--- Start of Excerpt to read ---

But, of course, our hero Link is given the unpleasant responsibility of infiltrating the Gerudo Fortress and restoring peace to the Zora. According to a particularly lonely Zora outside the stronghold, “the ominous Pirates’ Fortress” is “usually closed off by an iron gate,” so getting in isn’t all that easy. “And even if you did get in, it’s not like the pirates would welcome you.” Thus, Link is forced to swim through a hidden aqueduct, brave a heavily patrolled wharf, avoid traps and mines, and fight his way through the pirate forces. As treacherous as the Gerudo fortress was in Ocarina of Time, the Pirates’ Fortress is arguably more dangerous and even better guarded.
Every bit of that stronghold is more heavily patrolled and more fortified than the last; and for good reason. Within the fortress, you’ll find treasure chests galore, beautiful couches and rugs, and every other type of excess that one would expect from a pirate nation. And these pirates always have an appetite for more treasure and better scores. We learn by eavesdropping that the pirate leaders have plans to get their “hands on the treasure that lies sleeping in the temple in that dragon cloud,” better known as the Great Bay Temple. Then they could surely “spend the rest of [their] lives living the good life!”
Of course, as we all know, the Great Bay Coast can only be entered by riding on the back of giant, magic turtle. Didn’t think of that, did you, ya’ stupid pirates? Because of their lack of insight on shelled reptiles of the spiritual variety, a band of these pirates is swept away in a massive wind when they attempt to sail into the temple. A dumb maneuver, for sure, but at least they still have plenty of treasure left in their storerooms at home.

--- End of Excerpt to read ---

Set tasks
**A.** Rewrite the passage on the Pirates' Fortress from "Of course, as" up to and including "storerooms at home.", substituting "enchanted" for "magic".
**B.** Carry on the passage about the Pirates' Fortress from its final sentence.

--- Start of Extracted material ---

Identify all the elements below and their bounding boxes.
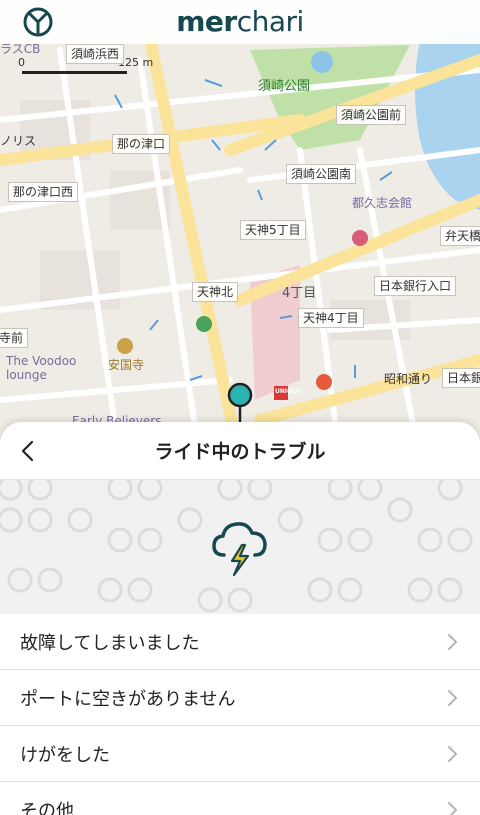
map-poi-label: UNIQLO	[275, 388, 301, 395]
map-intersection-label: 天神北	[192, 282, 239, 302]
map-intersection-label: 那の津口西	[8, 182, 79, 202]
chevron-right-icon	[448, 689, 457, 706]
trouble-option-port-full[interactable]: ポートに空きがありません	[0, 670, 480, 726]
map-intersection-label: 天神5丁目	[240, 220, 306, 240]
map-district-label: 4丁目	[282, 286, 317, 301]
chevron-right-icon	[448, 801, 457, 815]
chevron-right-icon	[448, 745, 457, 762]
thunderstorm-icon	[212, 522, 267, 577]
scale-bar	[22, 71, 127, 74]
trouble-option-label: けがをした	[20, 744, 110, 766]
app-header: merchari	[0, 0, 480, 44]
map-intersection-label: 那の津口	[112, 134, 171, 154]
brand-logo: merchari	[176, 8, 304, 36]
map-poi-label: ノリス	[0, 134, 37, 148]
trouble-option-list: 故障してしまいました ポートに空きがありません けがをした その他	[0, 614, 480, 815]
map-intersection-label: 日本銀行入口	[374, 276, 457, 296]
trouble-option-injury[interactable]: けがをした	[0, 726, 480, 782]
map-intersection-label: 弁天橋	[440, 226, 480, 246]
sheet-title: ライド中のトラブル	[154, 441, 326, 463]
map-intersection-label: 須崎公園前	[336, 105, 407, 125]
map-poi-label: 都久志会館	[352, 196, 413, 210]
map-intersection-label: 須崎公園南	[286, 164, 357, 184]
chevron-right-icon	[448, 633, 457, 650]
map-intersection-label: 日本銀	[442, 368, 480, 388]
map-road-label: 昭和通り	[384, 372, 433, 386]
map-intersection-label: 天神4丁目	[298, 308, 364, 328]
trouble-option-other[interactable]: その他	[0, 782, 480, 815]
map-intersection-label: 寺前	[0, 328, 29, 348]
back-button[interactable]	[10, 434, 44, 468]
map-intersection-label: 須崎浜西	[66, 44, 125, 64]
map-poi-label: 安国寺	[108, 358, 145, 372]
brand-logo-part: chari	[236, 5, 305, 38]
map-view[interactable]: 0 125 m ラスCB 須崎浜西 須崎公園 須崎公園前 ノリス 那の津口 須崎…	[0, 0, 480, 460]
trouble-option-label: 故障してしまいました	[20, 632, 200, 654]
trouble-sheet: ライド中のトラブル 故障してしまいました ポートに空きがありません けがをした …	[0, 422, 480, 815]
trouble-option-label: ポートに空きがありません	[20, 688, 236, 710]
map-park-label: 須崎公園	[258, 79, 311, 94]
sheet-header: ライド中のトラブル	[0, 422, 480, 480]
map-poi-label: The Voodoo lounge	[6, 354, 77, 382]
brand-logo-part: mer	[176, 5, 237, 38]
chevron-left-icon	[21, 440, 34, 462]
bicycle-wheel-logo-icon[interactable]	[22, 6, 54, 38]
trouble-option-label: その他	[20, 800, 74, 815]
scale-zero-label: 0	[18, 56, 25, 69]
trouble-option-malfunction[interactable]: 故障してしまいました	[0, 614, 480, 670]
trouble-banner	[0, 480, 480, 614]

--- End of Extracted material ---

Answers for the exercise
**A.**
Of course, as we all know, the Great Bay Coast can only be entered by riding on the back of giant, enchanted turtle. Didn’t think of that, did you, ya’ stupid pirates? Because of their lack of insight on shelled reptiles of the spiritual variety, a band of these pirates is swept away in a massive wind when they attempt to sail into the temple. A dumb maneuver, for sure, but at least they still have plenty of treasure left in their storerooms at home.

**B.**
The Gerudo Pirates are as fearsome and dangerous as they beautiful and successful. Their forces demand respect from all that inhabit the Great Bay, and their fortress threatens all that draw near. Only some serious sneaking around, a hornets nest, and their own hubris can bring these lady pirates down, and for that, they join their OoT counterparts on the top of our rankings.
Pirate Rating: 5 out of 5.
Pirate Miniblins (Phantom Hourglass & Spirit Tracks)
There are many dangers inhabiting the Waters of the Ocean King, but few are as formidable or aggressively annoying as the legion of Pirate Miniblins. These pestering imps lead an armada of ships that patrol the seas, scouting for any would-be victim of which to plunder. Equipped with sizable cannons, intimidating sails, and unmatched speed, these pirates can effectively pursue just about any ship at sail. Even Link and Linebeck need to take heed.
If Link isn’t fast enough to fend off an attack from these dastardly villains, Linebeck’s vessel will be engaged in an intense ambush, with Miniblin forces attempting to lay siege. Linebeck — cowering from within a crate — will instruct our hero to fight off the attackers. “We’ve been boarded!” he’ll shout. “Send these dogs to the deep! Do it!” As if ordered by Shia Labeouf himself, Link must retaliate violently against these trident-wielding rascals, laying waste to their forces without remorse. “Did they actually think they had a hope against us?” Linebeck will ask. “Ridiculous.”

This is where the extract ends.